Raw records

╭──

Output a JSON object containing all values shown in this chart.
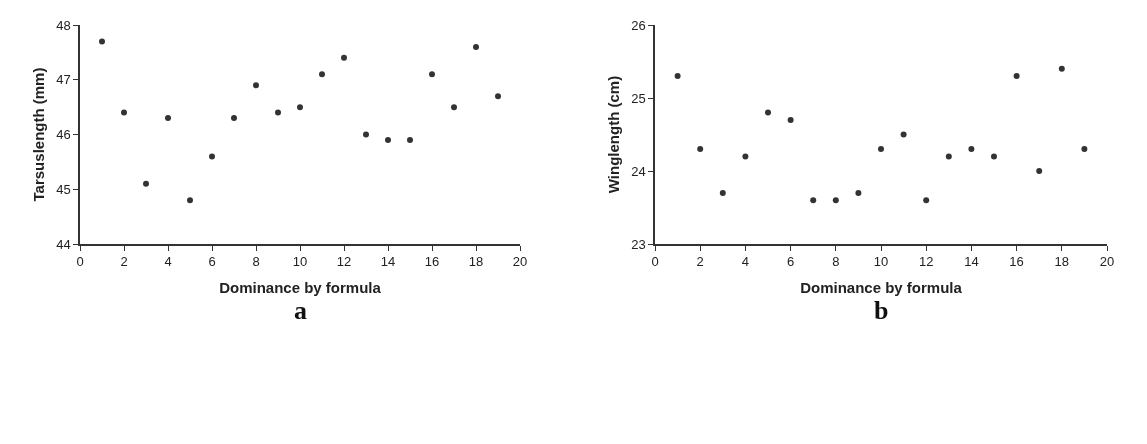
{
  "chart_data": [
    {
      "type": "scatter",
      "xlabel": "Dominance by formula",
      "ylabel": "Tarsuslength (mm)",
      "annotations": [
        "a"
      ],
      "marker": "circle",
      "grid": false,
      "x": [
        1,
        2,
        3,
        4,
        5,
        6,
        7,
        8,
        9,
        10,
        11,
        12,
        13,
        14,
        15,
        16,
        17,
        18,
        19
      ],
      "series": [
        {
          "color": "#333333",
          "values": [
            47.7,
            46.4,
            45.1,
            46.3,
            44.8,
            45.6,
            46.3,
            46.9,
            46.4,
            46.5,
            47.1,
            47.4,
            46.0,
            45.9,
            45.9,
            47.1,
            46.5,
            47.6,
            46.7
          ]
        }
      ],
      "xlim": [
        0,
        20
      ],
      "xticks": [
        0,
        2,
        4,
        6,
        8,
        10,
        12,
        14,
        16,
        18,
        20
      ],
      "ylim": [
        44,
        48
      ],
      "yticks": [
        44,
        45,
        46,
        47,
        48
      ]
    },
    {
      "type": "scatter",
      "xlabel": "Dominance by formula",
      "ylabel": "Winglength (cm)",
      "annotations": [
        "b"
      ],
      "marker": "circle",
      "grid": false,
      "x": [
        1,
        2,
        3,
        4,
        5,
        6,
        7,
        8,
        9,
        10,
        11,
        12,
        13,
        14,
        15,
        16,
        17,
        18,
        19
      ],
      "series": [
        {
          "color": "#333333",
          "values": [
            25.3,
            24.3,
            23.7,
            24.2,
            24.8,
            24.7,
            23.6,
            23.6,
            23.7,
            24.3,
            24.5,
            23.6,
            24.2,
            24.3,
            24.2,
            25.3,
            24.0,
            25.4,
            24.3
          ]
        }
      ],
      "xlim": [
        0,
        20
      ],
      "xticks": [
        0,
        2,
        4,
        6,
        8,
        10,
        12,
        14,
        16,
        18,
        20
      ],
      "ylim": [
        23,
        26
      ],
      "yticks": [
        23,
        24,
        25,
        26
      ]
    }
  ]
}
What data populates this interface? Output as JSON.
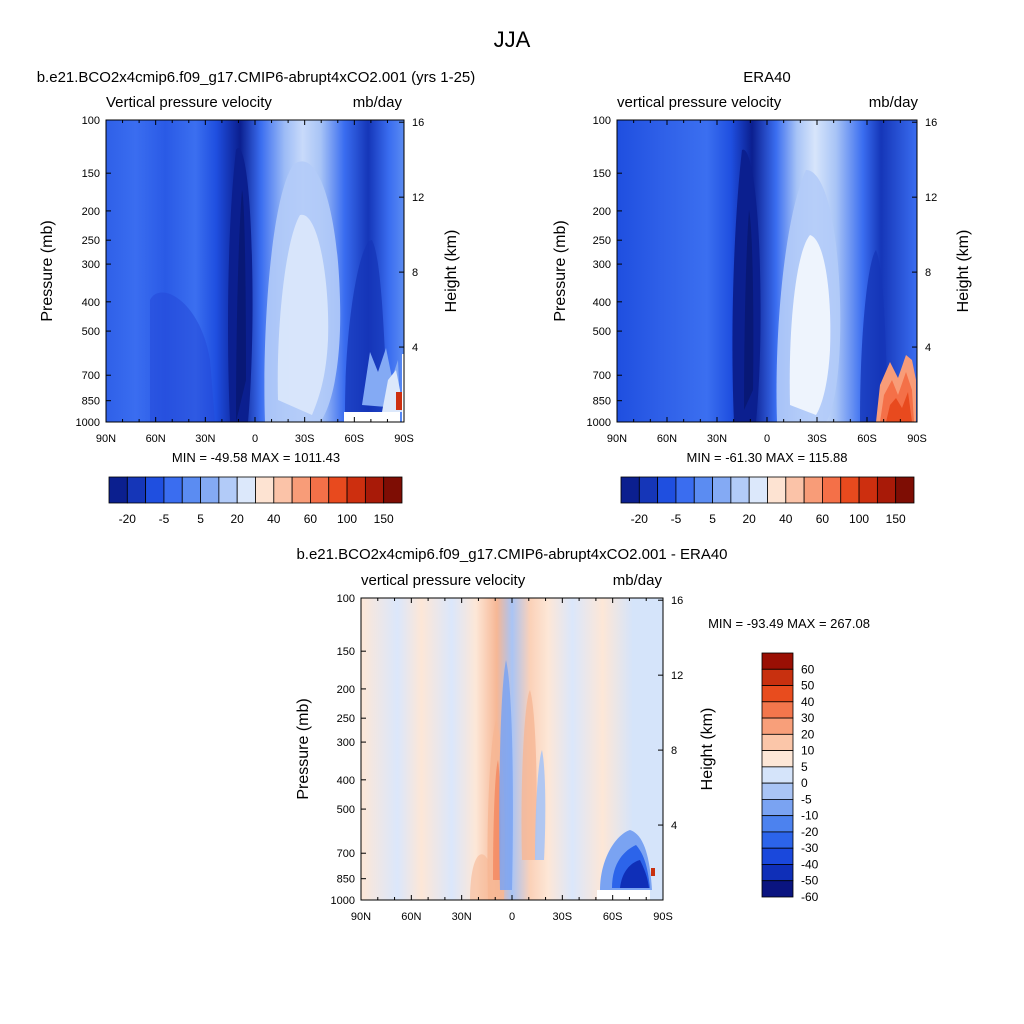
{
  "figure": {
    "title": "JJA"
  },
  "colors": {
    "blues": [
      "#0b1f8f",
      "#1536b8",
      "#1f4fe0",
      "#3a6df0",
      "#5b8cf2",
      "#84aaf4",
      "#b2cbf8",
      "#dce8fb"
    ],
    "reds": [
      "#fde3d2",
      "#fbc3a8",
      "#f89c78",
      "#f47048",
      "#e84a1e",
      "#cd2f0f",
      "#a81a08",
      "#7e0d04"
    ],
    "diff_blues": [
      "#0a1480",
      "#0f2fb8",
      "#1a48dc",
      "#2c64ea",
      "#4c82ef",
      "#7aa3f2",
      "#a9c4f5",
      "#d5e4fa"
    ],
    "diff_reds": [
      "#fde7d7",
      "#fbc6a9",
      "#f89f7a",
      "#f3764c",
      "#e84c1e",
      "#c8300f",
      "#9a0f04"
    ]
  },
  "chart_data": [
    {
      "type": "heatmap",
      "title": "b.e21.BCO2x4cmip6.f09_g17.CMIP6-abrupt4xCO2.001 (yrs 1-25)",
      "subtitle_left": "Vertical pressure velocity",
      "subtitle_right": "mb/day",
      "xlabel": "",
      "ylabel": "Pressure (mb)",
      "ylabel_right": "Height (km)",
      "x_ticks": [
        "90N",
        "60N",
        "30N",
        "0",
        "30S",
        "60S",
        "90S"
      ],
      "y_ticks": [
        100,
        150,
        200,
        250,
        300,
        400,
        500,
        700,
        850,
        1000
      ],
      "y_right_ticks": [
        4,
        8,
        12,
        16
      ],
      "y_scale": "log",
      "min_max_text": "MIN = -49.58  MAX = 1011.43",
      "colorbar_labels": [
        "-20",
        "-5",
        "5",
        "20",
        "40",
        "60",
        "100",
        "150"
      ]
    },
    {
      "type": "heatmap",
      "title": "ERA40",
      "subtitle_left": "vertical pressure velocity",
      "subtitle_right": "mb/day",
      "xlabel": "",
      "ylabel": "Pressure (mb)",
      "ylabel_right": "Height (km)",
      "x_ticks": [
        "90N",
        "60N",
        "30N",
        "0",
        "30S",
        "60S",
        "90S"
      ],
      "y_ticks": [
        100,
        150,
        200,
        250,
        300,
        400,
        500,
        700,
        850,
        1000
      ],
      "y_right_ticks": [
        4,
        8,
        12,
        16
      ],
      "y_scale": "log",
      "min_max_text": "MIN = -61.30  MAX = 115.88",
      "colorbar_labels": [
        "-20",
        "-5",
        "5",
        "20",
        "40",
        "60",
        "100",
        "150"
      ]
    },
    {
      "type": "heatmap",
      "title": "b.e21.BCO2x4cmip6.f09_g17.CMIP6-abrupt4xCO2.001 - ERA40",
      "subtitle_left": "vertical pressure velocity",
      "subtitle_right": "mb/day",
      "xlabel": "",
      "ylabel": "Pressure (mb)",
      "ylabel_right": "Height (km)",
      "x_ticks": [
        "90N",
        "60N",
        "30N",
        "0",
        "30S",
        "60S",
        "90S"
      ],
      "y_ticks": [
        100,
        150,
        200,
        250,
        300,
        400,
        500,
        700,
        850,
        1000
      ],
      "y_right_ticks": [
        4,
        8,
        12,
        16
      ],
      "y_scale": "log",
      "min_max_text": "MIN = -93.49  MAX = 267.08",
      "colorbar_labels": [
        "60",
        "50",
        "40",
        "30",
        "20",
        "10",
        "5",
        "0",
        "-5",
        "-10",
        "-20",
        "-30",
        "-40",
        "-50",
        "-60"
      ]
    }
  ]
}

╰──

WHAT YOU SHOULD DO
Write out the whole listing exactly, and drop the pictures.

TASK ANSWER
Output a JSON object containing all values shown in this chart.
{
  "chart_data": [
    {
      "type": "scatter",
      "xlabel": "Dominance by formula",
      "ylabel": "Tarsuslength (mm)",
      "annotations": [
        "a"
      ],
      "marker": "circle",
      "grid": false,
      "x": [
        1,
        2,
        3,
        4,
        5,
        6,
        7,
        8,
        9,
        10,
        11,
        12,
        13,
        14,
        15,
        16,
        17,
        18,
        19
      ],
      "series": [
        {
          "color": "#333333",
          "values": [
            47.7,
            46.4,
            45.1,
            46.3,
            44.8,
            45.6,
            46.3,
            46.9,
            46.4,
            46.5,
            47.1,
            47.4,
            46.0,
            45.9,
            45.9,
            47.1,
            46.5,
            47.6,
            46.7
          ]
        }
      ],
      "xlim": [
        0,
        20
      ],
      "xticks": [
        0,
        2,
        4,
        6,
        8,
        10,
        12,
        14,
        16,
        18,
        20
      ],
      "ylim": [
        44,
        48
      ],
      "yticks": [
        44,
        45,
        46,
        47,
        48
      ]
    },
    {
      "type": "scatter",
      "xlabel": "Dominance by formula",
      "ylabel": "Winglength (cm)",
      "annotations": [
        "b"
      ],
      "marker": "circle",
      "grid": false,
      "x": [
        1,
        2,
        3,
        4,
        5,
        6,
        7,
        8,
        9,
        10,
        11,
        12,
        13,
        14,
        15,
        16,
        17,
        18,
        19
      ],
      "series": [
        {
          "color": "#333333",
          "values": [
            25.3,
            24.3,
            23.7,
            24.2,
            24.8,
            24.7,
            23.6,
            23.6,
            23.7,
            24.3,
            24.5,
            23.6,
            24.2,
            24.3,
            24.2,
            25.3,
            24.0,
            25.4,
            24.3
          ]
        }
      ],
      "xlim": [
        0,
        20
      ],
      "xticks": [
        0,
        2,
        4,
        6,
        8,
        10,
        12,
        14,
        16,
        18,
        20
      ],
      "ylim": [
        23,
        26
      ],
      "yticks": [
        23,
        24,
        25,
        26
      ]
    }
  ]
}
What data populates this interface? Output as JSON.
{
  "figure": {
    "title": "JJA"
  },
  "colors": {
    "blues": [
      "#0b1f8f",
      "#1536b8",
      "#1f4fe0",
      "#3a6df0",
      "#5b8cf2",
      "#84aaf4",
      "#b2cbf8",
      "#dce8fb"
    ],
    "reds": [
      "#fde3d2",
      "#fbc3a8",
      "#f89c78",
      "#f47048",
      "#e84a1e",
      "#cd2f0f",
      "#a81a08",
      "#7e0d04"
    ],
    "diff_blues": [
      "#0a1480",
      "#0f2fb8",
      "#1a48dc",
      "#2c64ea",
      "#4c82ef",
      "#7aa3f2",
      "#a9c4f5",
      "#d5e4fa"
    ],
    "diff_reds": [
      "#fde7d7",
      "#fbc6a9",
      "#f89f7a",
      "#f3764c",
      "#e84c1e",
      "#c8300f",
      "#9a0f04"
    ]
  },
  "chart_data": [
    {
      "type": "heatmap",
      "title": "b.e21.BCO2x4cmip6.f09_g17.CMIP6-abrupt4xCO2.001 (yrs 1-25)",
      "subtitle_left": "Vertical pressure velocity",
      "subtitle_right": "mb/day",
      "xlabel": "",
      "ylabel": "Pressure (mb)",
      "ylabel_right": "Height (km)",
      "x_ticks": [
        "90N",
        "60N",
        "30N",
        "0",
        "30S",
        "60S",
        "90S"
      ],
      "y_ticks": [
        100,
        150,
        200,
        250,
        300,
        400,
        500,
        700,
        850,
        1000
      ],
      "y_right_ticks": [
        4,
        8,
        12,
        16
      ],
      "y_scale": "log",
      "min_max_text": "MIN = -49.58  MAX = 1011.43",
      "colorbar_labels": [
        "-20",
        "-5",
        "5",
        "20",
        "40",
        "60",
        "100",
        "150"
      ]
    },
    {
      "type": "heatmap",
      "title": "ERA40",
      "subtitle_left": "vertical pressure velocity",
      "subtitle_right": "mb/day",
      "xlabel": "",
      "ylabel": "Pressure (mb)",
      "ylabel_right": "Height (km)",
      "x_ticks": [
        "90N",
        "60N",
        "30N",
        "0",
        "30S",
        "60S",
        "90S"
      ],
      "y_ticks": [
        100,
        150,
        200,
        250,
        300,
        400,
        500,
        700,
        850,
        1000
      ],
      "y_right_ticks": [
        4,
        8,
        12,
        16
      ],
      "y_scale": "log",
      "min_max_text": "MIN = -61.30  MAX = 115.88",
      "colorbar_labels": [
        "-20",
        "-5",
        "5",
        "20",
        "40",
        "60",
        "100",
        "150"
      ]
    },
    {
      "type": "heatmap",
      "title": "b.e21.BCO2x4cmip6.f09_g17.CMIP6-abrupt4xCO2.001 - ERA40",
      "subtitle_left": "vertical pressure velocity",
      "subtitle_right": "mb/day",
      "xlabel": "",
      "ylabel": "Pressure (mb)",
      "ylabel_right": "Height (km)",
      "x_ticks": [
        "90N",
        "60N",
        "30N",
        "0",
        "30S",
        "60S",
        "90S"
      ],
      "y_ticks": [
        100,
        150,
        200,
        250,
        300,
        400,
        500,
        700,
        850,
        1000
      ],
      "y_right_ticks": [
        4,
        8,
        12,
        16
      ],
      "y_scale": "log",
      "min_max_text": "MIN = -93.49  MAX = 267.08",
      "colorbar_labels": [
        "60",
        "50",
        "40",
        "30",
        "20",
        "10",
        "5",
        "0",
        "-5",
        "-10",
        "-20",
        "-30",
        "-40",
        "-50",
        "-60"
      ]
    }
  ]
}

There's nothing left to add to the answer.